__WHAT TO WORK ON__: Your task is to repeat the records exactly from the line containing "Transcribe the text in this document." onward, through the final line.

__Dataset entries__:
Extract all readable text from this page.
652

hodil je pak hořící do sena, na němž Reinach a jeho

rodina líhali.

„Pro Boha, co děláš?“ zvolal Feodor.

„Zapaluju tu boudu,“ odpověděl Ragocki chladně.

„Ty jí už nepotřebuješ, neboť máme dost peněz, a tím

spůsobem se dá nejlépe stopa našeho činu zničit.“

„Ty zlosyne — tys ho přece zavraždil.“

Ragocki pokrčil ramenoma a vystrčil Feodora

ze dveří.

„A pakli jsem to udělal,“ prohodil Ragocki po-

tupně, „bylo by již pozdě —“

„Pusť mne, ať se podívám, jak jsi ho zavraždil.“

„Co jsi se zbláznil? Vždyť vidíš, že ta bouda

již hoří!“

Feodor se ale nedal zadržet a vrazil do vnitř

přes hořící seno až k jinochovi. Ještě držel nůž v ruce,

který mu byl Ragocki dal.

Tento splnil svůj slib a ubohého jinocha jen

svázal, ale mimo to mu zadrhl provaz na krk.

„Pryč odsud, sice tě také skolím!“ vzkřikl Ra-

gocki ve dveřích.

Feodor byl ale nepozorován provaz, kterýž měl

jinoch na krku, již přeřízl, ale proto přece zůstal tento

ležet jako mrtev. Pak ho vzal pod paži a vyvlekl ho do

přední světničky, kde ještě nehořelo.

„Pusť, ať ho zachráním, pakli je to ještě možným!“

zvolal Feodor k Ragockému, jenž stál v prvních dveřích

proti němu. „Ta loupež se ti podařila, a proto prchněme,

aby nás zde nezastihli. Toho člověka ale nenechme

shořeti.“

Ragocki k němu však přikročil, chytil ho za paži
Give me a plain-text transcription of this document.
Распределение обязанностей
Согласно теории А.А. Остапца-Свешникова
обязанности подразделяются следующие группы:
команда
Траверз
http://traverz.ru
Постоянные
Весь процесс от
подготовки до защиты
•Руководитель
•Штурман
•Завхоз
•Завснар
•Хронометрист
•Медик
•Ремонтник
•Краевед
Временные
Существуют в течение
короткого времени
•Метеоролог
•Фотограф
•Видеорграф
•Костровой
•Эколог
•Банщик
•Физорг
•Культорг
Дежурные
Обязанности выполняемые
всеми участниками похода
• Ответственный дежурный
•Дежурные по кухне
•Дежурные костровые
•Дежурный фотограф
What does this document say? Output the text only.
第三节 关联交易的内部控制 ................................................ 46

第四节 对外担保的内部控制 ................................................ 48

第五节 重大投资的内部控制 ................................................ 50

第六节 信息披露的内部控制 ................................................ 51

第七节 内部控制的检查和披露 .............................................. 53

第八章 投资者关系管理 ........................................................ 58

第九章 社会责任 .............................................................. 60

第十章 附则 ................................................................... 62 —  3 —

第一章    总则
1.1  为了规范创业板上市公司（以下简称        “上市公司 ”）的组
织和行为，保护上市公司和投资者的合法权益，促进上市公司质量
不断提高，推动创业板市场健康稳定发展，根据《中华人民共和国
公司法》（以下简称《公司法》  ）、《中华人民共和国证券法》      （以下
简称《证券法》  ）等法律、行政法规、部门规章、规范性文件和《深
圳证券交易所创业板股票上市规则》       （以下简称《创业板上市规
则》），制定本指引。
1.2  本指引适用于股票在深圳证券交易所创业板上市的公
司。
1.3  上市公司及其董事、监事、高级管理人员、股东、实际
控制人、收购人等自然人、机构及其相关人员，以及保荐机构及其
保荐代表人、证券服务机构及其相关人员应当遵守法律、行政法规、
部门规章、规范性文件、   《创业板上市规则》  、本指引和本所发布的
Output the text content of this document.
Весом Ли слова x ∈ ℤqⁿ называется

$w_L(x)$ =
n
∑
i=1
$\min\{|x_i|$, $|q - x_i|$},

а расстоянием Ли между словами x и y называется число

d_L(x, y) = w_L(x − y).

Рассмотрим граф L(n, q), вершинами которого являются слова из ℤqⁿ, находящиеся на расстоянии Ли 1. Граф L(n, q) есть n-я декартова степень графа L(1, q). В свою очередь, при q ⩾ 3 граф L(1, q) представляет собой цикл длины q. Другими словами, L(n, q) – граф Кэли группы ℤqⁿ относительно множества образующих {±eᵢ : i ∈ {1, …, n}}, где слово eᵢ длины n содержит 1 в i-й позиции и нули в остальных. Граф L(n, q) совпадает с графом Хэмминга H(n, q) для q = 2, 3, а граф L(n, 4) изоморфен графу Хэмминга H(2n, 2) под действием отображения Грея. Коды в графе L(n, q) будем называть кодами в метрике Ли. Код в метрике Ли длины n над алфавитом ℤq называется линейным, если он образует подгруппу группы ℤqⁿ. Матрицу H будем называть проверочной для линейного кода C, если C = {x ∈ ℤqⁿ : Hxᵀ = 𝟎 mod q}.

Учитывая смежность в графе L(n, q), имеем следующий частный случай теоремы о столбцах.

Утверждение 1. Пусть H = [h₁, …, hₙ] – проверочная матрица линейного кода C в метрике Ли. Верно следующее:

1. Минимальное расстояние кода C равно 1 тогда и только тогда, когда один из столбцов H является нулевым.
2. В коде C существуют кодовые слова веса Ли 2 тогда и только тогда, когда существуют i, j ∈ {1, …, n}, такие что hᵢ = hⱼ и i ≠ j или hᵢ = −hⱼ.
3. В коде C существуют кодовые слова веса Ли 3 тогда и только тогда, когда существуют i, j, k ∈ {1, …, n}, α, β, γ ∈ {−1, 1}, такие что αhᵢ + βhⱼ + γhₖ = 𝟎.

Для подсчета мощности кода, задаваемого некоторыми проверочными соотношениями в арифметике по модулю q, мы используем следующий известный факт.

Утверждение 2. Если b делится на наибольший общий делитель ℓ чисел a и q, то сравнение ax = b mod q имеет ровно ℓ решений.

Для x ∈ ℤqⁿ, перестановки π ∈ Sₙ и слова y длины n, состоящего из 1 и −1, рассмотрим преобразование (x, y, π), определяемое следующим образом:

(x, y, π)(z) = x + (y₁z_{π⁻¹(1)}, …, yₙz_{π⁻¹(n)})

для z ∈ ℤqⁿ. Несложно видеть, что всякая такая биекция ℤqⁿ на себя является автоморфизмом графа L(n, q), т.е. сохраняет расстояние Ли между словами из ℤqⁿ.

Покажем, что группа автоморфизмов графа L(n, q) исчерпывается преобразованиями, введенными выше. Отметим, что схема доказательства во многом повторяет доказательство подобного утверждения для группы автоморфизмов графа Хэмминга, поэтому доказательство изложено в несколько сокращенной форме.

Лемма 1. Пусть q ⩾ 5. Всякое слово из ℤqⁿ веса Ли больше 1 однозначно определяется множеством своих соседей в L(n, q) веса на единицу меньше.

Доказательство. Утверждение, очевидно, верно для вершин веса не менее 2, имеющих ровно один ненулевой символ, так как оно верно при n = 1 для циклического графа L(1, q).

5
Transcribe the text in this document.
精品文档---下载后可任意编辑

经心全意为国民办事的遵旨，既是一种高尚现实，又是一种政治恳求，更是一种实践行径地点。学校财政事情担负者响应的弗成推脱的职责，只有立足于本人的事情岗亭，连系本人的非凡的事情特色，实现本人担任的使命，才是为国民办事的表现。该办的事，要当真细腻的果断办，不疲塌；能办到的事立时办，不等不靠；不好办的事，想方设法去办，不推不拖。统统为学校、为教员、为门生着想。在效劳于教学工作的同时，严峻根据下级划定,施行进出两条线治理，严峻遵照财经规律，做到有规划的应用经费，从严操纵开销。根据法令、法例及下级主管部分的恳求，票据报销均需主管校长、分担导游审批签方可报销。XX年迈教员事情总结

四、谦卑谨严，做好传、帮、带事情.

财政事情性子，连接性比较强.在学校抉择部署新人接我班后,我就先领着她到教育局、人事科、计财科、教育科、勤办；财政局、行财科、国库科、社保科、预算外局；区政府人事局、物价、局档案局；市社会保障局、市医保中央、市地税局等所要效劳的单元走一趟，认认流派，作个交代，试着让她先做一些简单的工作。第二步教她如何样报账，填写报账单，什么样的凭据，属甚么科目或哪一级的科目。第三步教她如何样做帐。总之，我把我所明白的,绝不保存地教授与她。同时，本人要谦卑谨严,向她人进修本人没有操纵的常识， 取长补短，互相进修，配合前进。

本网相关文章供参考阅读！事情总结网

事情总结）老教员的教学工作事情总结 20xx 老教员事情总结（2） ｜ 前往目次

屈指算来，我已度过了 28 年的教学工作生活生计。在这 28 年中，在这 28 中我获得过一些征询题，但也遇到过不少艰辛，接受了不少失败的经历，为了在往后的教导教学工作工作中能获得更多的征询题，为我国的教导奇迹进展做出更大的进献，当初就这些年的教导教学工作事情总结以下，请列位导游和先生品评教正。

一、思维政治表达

__TASK OUTPUT__:
Transcribe the text in this document.
精品文档---下载后可任意编辑

经心全意为国民办事的遵旨，既是一种高尚现实，又是一种政治恳求，更是一种实践行径地点。学校财政事情担负者响应的弗成推脱的职责，只有立足于本人的事情岗亭，连系本人的非凡的事情特色，实现本人担任的使命，才是为国民办事的表现。该办的事，要当真细腻的果断办，不疲塌；能办到的事立时办，不等不靠；不好办的事，想方设法去办，不推不拖。统统为学校、为教员、为门生着想。在效劳于教学工作的同时，严峻根据下级划定,施行进出两条线治理，严峻遵照财经规律，做到有规划的应用经费，从严操纵开销。根据法令、法例及下级主管部分的恳求，票据报销均需主管校长、分担导游审批签方可报销。XX年迈教员事情总结

四、谦卑谨严，做好传、帮、带事情.

财政事情性子，连接性比较强.在学校抉择部署新人接我班后,我就先领着她到教育局、人事科、计财科、教育科、勤办；财政局、行财科、国库科、社保科、预算外局；区政府人事局、物价、局档案局；市社会保障局、市医保中央、市地税局等所要效劳的单元走一趟，认认流派，作个交代，试着让她先做一些简单的工作。第二步教她如何样报账，填写报账单，什么样的凭据，属甚么科目或哪一级的科目。第三步教她如何样做帐。总之，我把我所明白的,绝不保存地教授与她。同时，本人要谦卑谨严,向她人进修本人没有操纵的常识， 取长补短，互相进修，配合前进。

本网相关文章供参考阅读！事情总结网

事情总结）老教员的教学工作事情总结 20xx 老教员事情总结（2） ｜ 前往目次

屈指算来，我已度过了 28 年的教学工作生活生计。在这 28 年中，在这 28 中我获得过一些征询题，但也遇到过不少艰辛，接受了不少失败的经历，为了在往后的教导教学工作工作中能获得更多的征询题，为我国的教导奇迹进展做出更大的进献，当初就这些年的教导教学工作事情总结以下，请列位导游和先生品评教正。

一、思维政治表达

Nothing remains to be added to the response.